Exercise task:
Quote all lines below exactly. Images stay out.

Saved data entries
## begin

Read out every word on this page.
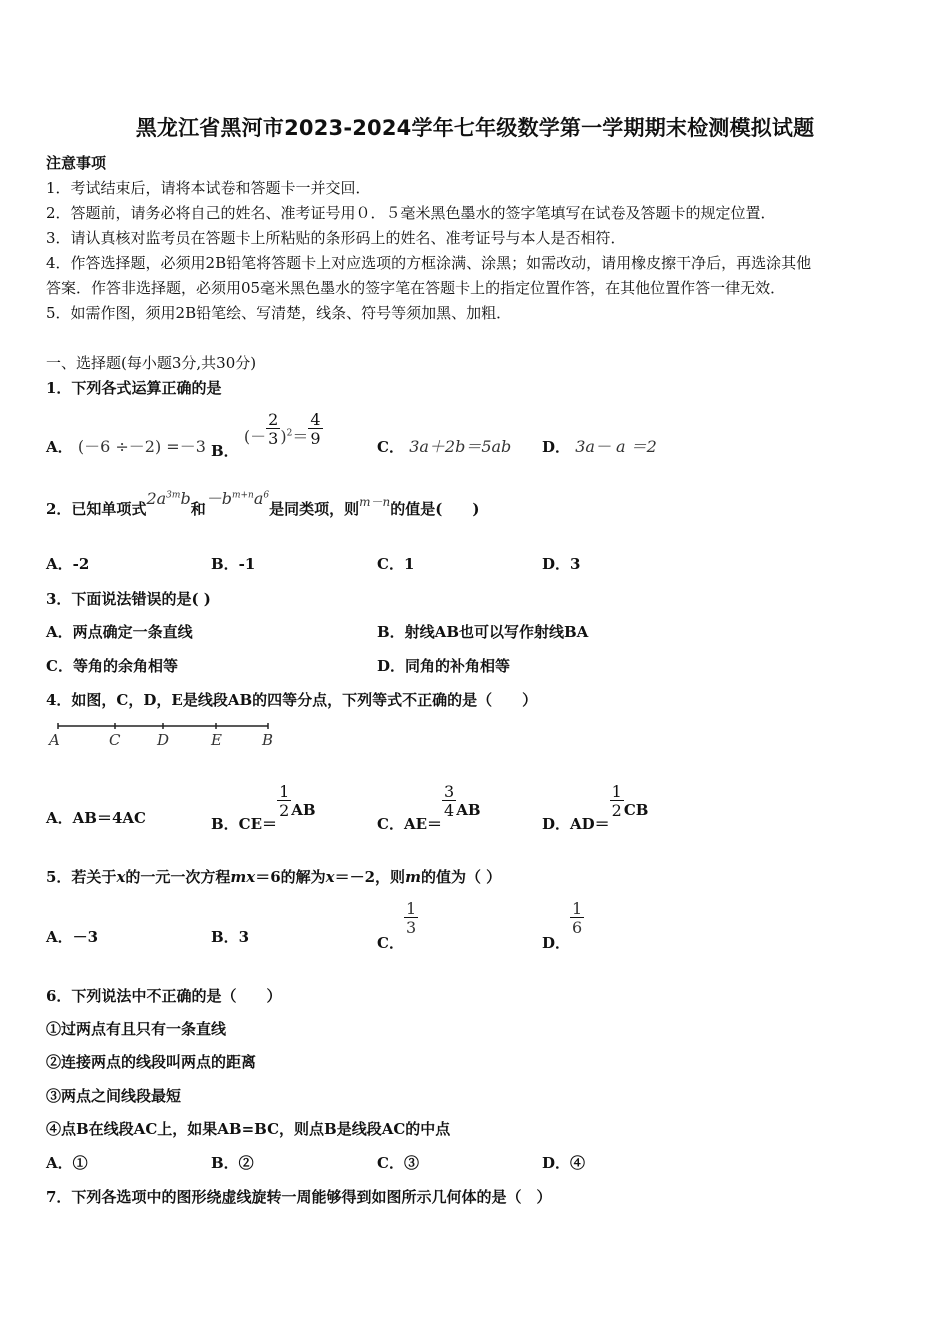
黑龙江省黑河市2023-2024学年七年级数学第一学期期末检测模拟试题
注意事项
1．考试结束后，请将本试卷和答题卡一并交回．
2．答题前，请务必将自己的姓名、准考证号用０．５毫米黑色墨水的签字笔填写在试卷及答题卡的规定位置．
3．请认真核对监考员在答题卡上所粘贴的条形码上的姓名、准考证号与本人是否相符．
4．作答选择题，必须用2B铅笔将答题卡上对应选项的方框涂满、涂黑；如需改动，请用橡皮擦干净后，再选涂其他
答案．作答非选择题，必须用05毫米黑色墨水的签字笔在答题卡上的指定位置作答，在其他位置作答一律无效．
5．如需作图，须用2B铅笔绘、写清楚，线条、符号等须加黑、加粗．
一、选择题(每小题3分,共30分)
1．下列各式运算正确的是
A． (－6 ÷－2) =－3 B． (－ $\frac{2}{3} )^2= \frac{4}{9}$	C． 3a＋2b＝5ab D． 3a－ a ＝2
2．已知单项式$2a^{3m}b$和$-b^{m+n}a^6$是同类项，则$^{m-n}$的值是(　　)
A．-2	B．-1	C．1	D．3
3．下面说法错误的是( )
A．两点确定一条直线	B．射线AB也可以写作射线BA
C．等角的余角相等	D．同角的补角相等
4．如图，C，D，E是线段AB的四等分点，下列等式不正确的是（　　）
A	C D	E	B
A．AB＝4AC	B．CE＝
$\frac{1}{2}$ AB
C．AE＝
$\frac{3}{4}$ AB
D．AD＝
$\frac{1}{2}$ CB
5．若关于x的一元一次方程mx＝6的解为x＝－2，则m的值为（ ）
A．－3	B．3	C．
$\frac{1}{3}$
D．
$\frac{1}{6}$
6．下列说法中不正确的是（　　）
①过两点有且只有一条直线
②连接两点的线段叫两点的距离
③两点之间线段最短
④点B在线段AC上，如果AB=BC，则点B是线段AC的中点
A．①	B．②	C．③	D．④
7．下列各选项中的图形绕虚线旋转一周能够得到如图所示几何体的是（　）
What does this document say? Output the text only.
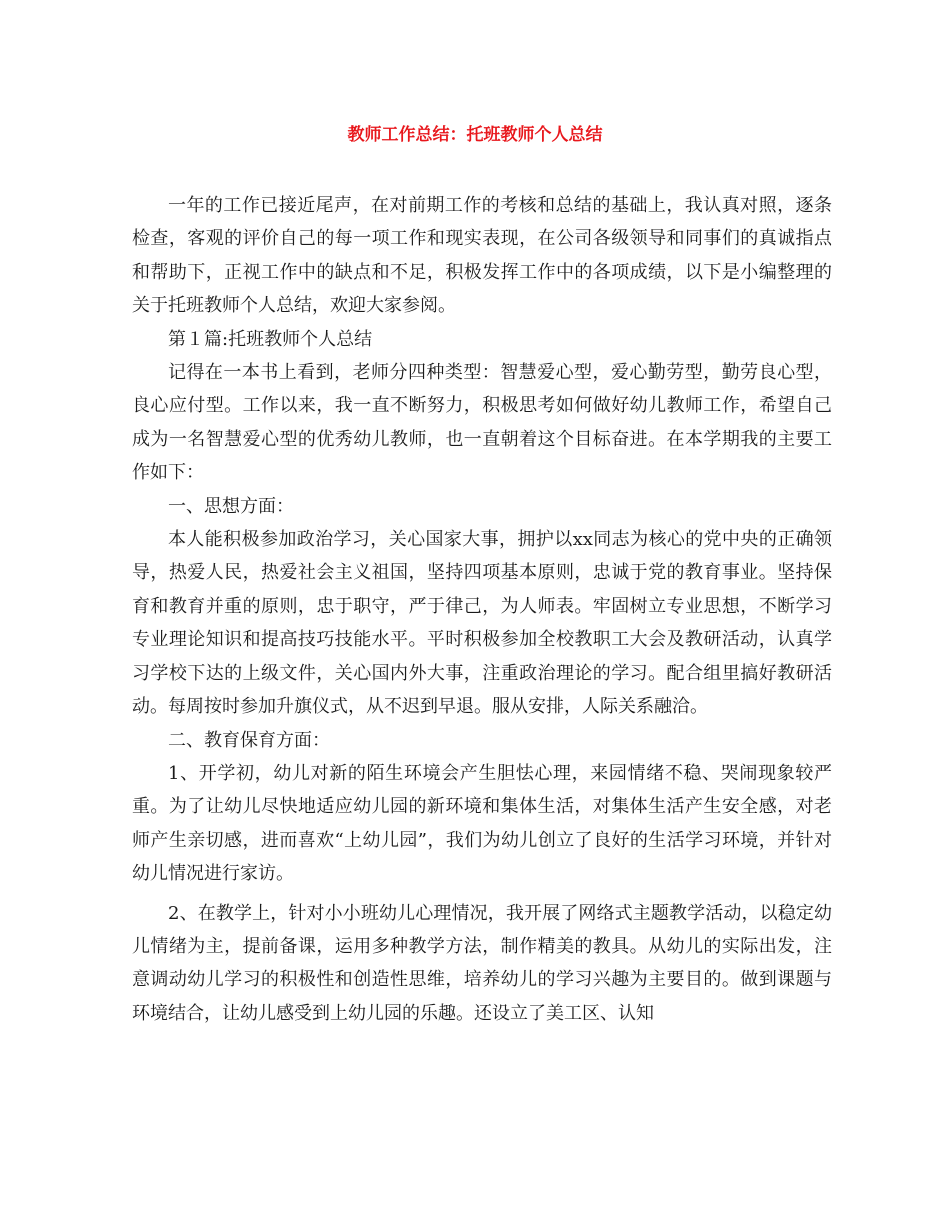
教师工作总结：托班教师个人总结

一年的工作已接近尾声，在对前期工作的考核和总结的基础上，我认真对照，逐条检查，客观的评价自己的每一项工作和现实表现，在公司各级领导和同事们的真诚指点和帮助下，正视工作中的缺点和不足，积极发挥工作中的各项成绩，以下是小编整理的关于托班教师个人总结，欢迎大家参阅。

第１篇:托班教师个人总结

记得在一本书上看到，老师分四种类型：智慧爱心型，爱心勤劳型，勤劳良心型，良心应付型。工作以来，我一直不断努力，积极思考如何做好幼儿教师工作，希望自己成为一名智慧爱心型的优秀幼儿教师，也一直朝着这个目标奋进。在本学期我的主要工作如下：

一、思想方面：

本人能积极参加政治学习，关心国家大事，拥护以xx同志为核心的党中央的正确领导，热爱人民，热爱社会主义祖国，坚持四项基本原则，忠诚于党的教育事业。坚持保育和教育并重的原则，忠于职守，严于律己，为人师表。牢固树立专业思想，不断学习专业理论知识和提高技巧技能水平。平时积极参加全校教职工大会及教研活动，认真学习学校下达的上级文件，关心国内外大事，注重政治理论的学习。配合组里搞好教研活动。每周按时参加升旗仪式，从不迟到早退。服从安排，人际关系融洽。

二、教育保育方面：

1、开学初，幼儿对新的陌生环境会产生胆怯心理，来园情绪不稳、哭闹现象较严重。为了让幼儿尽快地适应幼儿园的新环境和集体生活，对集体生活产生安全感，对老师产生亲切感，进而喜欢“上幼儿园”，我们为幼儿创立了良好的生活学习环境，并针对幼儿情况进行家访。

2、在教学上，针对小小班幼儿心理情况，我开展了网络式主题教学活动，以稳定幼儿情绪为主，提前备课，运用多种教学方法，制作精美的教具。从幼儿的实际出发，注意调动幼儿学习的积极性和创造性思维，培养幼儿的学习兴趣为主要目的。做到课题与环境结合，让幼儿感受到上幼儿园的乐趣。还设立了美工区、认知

## end

Reply:
Read out every word on this page.
黑龙江省黑河市2023-2024学年七年级数学第一学期期末检测模拟试题
注意事项
1．考试结束后，请将本试卷和答题卡一并交回．
2．答题前，请务必将自己的姓名、准考证号用０．５毫米黑色墨水的签字笔填写在试卷及答题卡的规定位置．
3．请认真核对监考员在答题卡上所粘贴的条形码上的姓名、准考证号与本人是否相符．
4．作答选择题，必须用2B铅笔将答题卡上对应选项的方框涂满、涂黑；如需改动，请用橡皮擦干净后，再选涂其他
答案．作答非选择题，必须用05毫米黑色墨水的签字笔在答题卡上的指定位置作答，在其他位置作答一律无效．
5．如需作图，须用2B铅笔绘、写清楚，线条、符号等须加黑、加粗．
一、选择题(每小题3分,共30分)
1．下列各式运算正确的是
A． (－6 ÷－2) =－3 B． (－ $\frac{2}{3} )^2= \frac{4}{9}$	C． 3a＋2b＝5ab D． 3a－ a ＝2
2．已知单项式$2a^{3m}b$和$-b^{m+n}a^6$是同类项，则$^{m-n}$的值是(　　)
A．-2	B．-1	C．1	D．3
3．下面说法错误的是( )
A．两点确定一条直线	B．射线AB也可以写作射线BA
C．等角的余角相等	D．同角的补角相等
4．如图，C，D，E是线段AB的四等分点，下列等式不正确的是（　　）
A	C D	E	B
A．AB＝4AC	B．CE＝
$\frac{1}{2}$ AB
C．AE＝
$\frac{3}{4}$ AB
D．AD＝
$\frac{1}{2}$ CB
5．若关于x的一元一次方程mx＝6的解为x＝－2，则m的值为（ ）
A．－3	B．3	C．
$\frac{1}{3}$
D．
$\frac{1}{6}$
6．下列说法中不正确的是（　　）
①过两点有且只有一条直线
②连接两点的线段叫两点的距离
③两点之间线段最短
④点B在线段AC上，如果AB=BC，则点B是线段AC的中点
A．①	B．②	C．③	D．④
7．下列各选项中的图形绕虚线旋转一周能够得到如图所示几何体的是（　）
What does this document say? Output the text only.
教师工作总结：托班教师个人总结

一年的工作已接近尾声，在对前期工作的考核和总结的基础上，我认真对照，逐条检查，客观的评价自己的每一项工作和现实表现，在公司各级领导和同事们的真诚指点和帮助下，正视工作中的缺点和不足，积极发挥工作中的各项成绩，以下是小编整理的关于托班教师个人总结，欢迎大家参阅。

第１篇:托班教师个人总结

记得在一本书上看到，老师分四种类型：智慧爱心型，爱心勤劳型，勤劳良心型，良心应付型。工作以来，我一直不断努力，积极思考如何做好幼儿教师工作，希望自己成为一名智慧爱心型的优秀幼儿教师，也一直朝着这个目标奋进。在本学期我的主要工作如下：

一、思想方面：

本人能积极参加政治学习，关心国家大事，拥护以xx同志为核心的党中央的正确领导，热爱人民，热爱社会主义祖国，坚持四项基本原则，忠诚于党的教育事业。坚持保育和教育并重的原则，忠于职守，严于律己，为人师表。牢固树立专业思想，不断学习专业理论知识和提高技巧技能水平。平时积极参加全校教职工大会及教研活动，认真学习学校下达的上级文件，关心国内外大事，注重政治理论的学习。配合组里搞好教研活动。每周按时参加升旗仪式，从不迟到早退。服从安排，人际关系融洽。

二、教育保育方面：

1、开学初，幼儿对新的陌生环境会产生胆怯心理，来园情绪不稳、哭闹现象较严重。为了让幼儿尽快地适应幼儿园的新环境和集体生活，对集体生活产生安全感，对老师产生亲切感，进而喜欢“上幼儿园”，我们为幼儿创立了良好的生活学习环境，并针对幼儿情况进行家访。

2、在教学上，针对小小班幼儿心理情况，我开展了网络式主题教学活动，以稳定幼儿情绪为主，提前备课，运用多种教学方法，制作精美的教具。从幼儿的实际出发，注意调动幼儿学习的积极性和创造性思维，培养幼儿的学习兴趣为主要目的。做到课题与环境结合，让幼儿感受到上幼儿园的乐趣。还设立了美工区、认知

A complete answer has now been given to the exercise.